_Set problem_. All the data below goes into the copy word for word, but the pictures don't.

_Available data_.

######

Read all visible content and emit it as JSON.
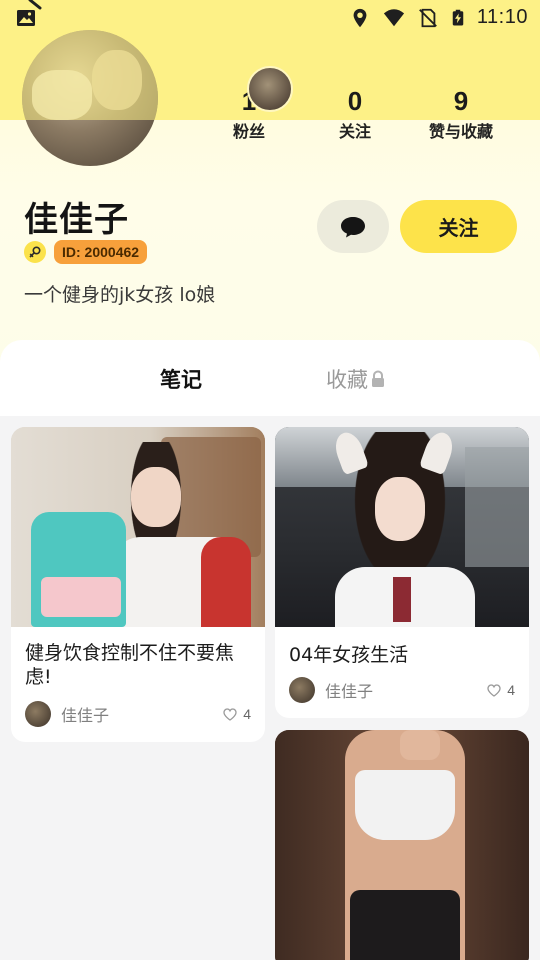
{
  "status": {
    "time": "11:10"
  },
  "profile": {
    "name": "佳佳子",
    "id_label": "ID: 2000462",
    "bio": "一个健身的jk女孩 lo娘",
    "stats": [
      {
        "num": "1",
        "label": "粉丝"
      },
      {
        "num": "0",
        "label": "关注"
      },
      {
        "num": "9",
        "label": "赞与收藏"
      }
    ],
    "follow_label": "关注"
  },
  "tabs": [
    {
      "label": "笔记",
      "active": true
    },
    {
      "label": "收藏",
      "active": false,
      "locked": true
    }
  ],
  "notes": [
    {
      "title": "健身饮食控制不住不要焦虑!",
      "author": "佳佳子",
      "likes": "4"
    },
    {
      "title": "04年女孩生活",
      "author": "佳佳子",
      "likes": "4"
    },
    {
      "title": "",
      "author": "",
      "likes": ""
    }
  ],
  "icons": {
    "gallery": "image-icon",
    "location": "location-icon",
    "wifi": "wifi-icon",
    "no_sim": "no-sim-icon",
    "battery": "battery-charging-icon",
    "message": "chat-bubble-icon",
    "gender": "female-icon",
    "lock": "lock-icon",
    "heart": "heart-outline-icon"
  },
  "colors": {
    "accent": "#fde34a",
    "id_tag": "#f7a03b",
    "hero_top": "#fdf187"
  }
}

######

_Completed task_.
Read all visible content and emit it as JSON.
{
  "status": {
    "time": "11:10"
  },
  "profile": {
    "name": "佳佳子",
    "id_label": "ID: 2000462",
    "bio": "一个健身的jk女孩 lo娘",
    "stats": [
      {
        "num": "1",
        "label": "粉丝"
      },
      {
        "num": "0",
        "label": "关注"
      },
      {
        "num": "9",
        "label": "赞与收藏"
      }
    ],
    "follow_label": "关注"
  },
  "tabs": [
    {
      "label": "笔记",
      "active": true
    },
    {
      "label": "收藏",
      "active": false,
      "locked": true
    }
  ],
  "notes": [
    {
      "title": "健身饮食控制不住不要焦虑!",
      "author": "佳佳子",
      "likes": "4"
    },
    {
      "title": "04年女孩生活",
      "author": "佳佳子",
      "likes": "4"
    },
    {
      "title": "",
      "author": "",
      "likes": ""
    }
  ],
  "icons": {
    "gallery": "image-icon",
    "location": "location-icon",
    "wifi": "wifi-icon",
    "no_sim": "no-sim-icon",
    "battery": "battery-charging-icon",
    "message": "chat-bubble-icon",
    "gender": "female-icon",
    "lock": "lock-icon",
    "heart": "heart-outline-icon"
  },
  "colors": {
    "accent": "#fde34a",
    "id_tag": "#f7a03b",
    "hero_top": "#fdf187"
  }
}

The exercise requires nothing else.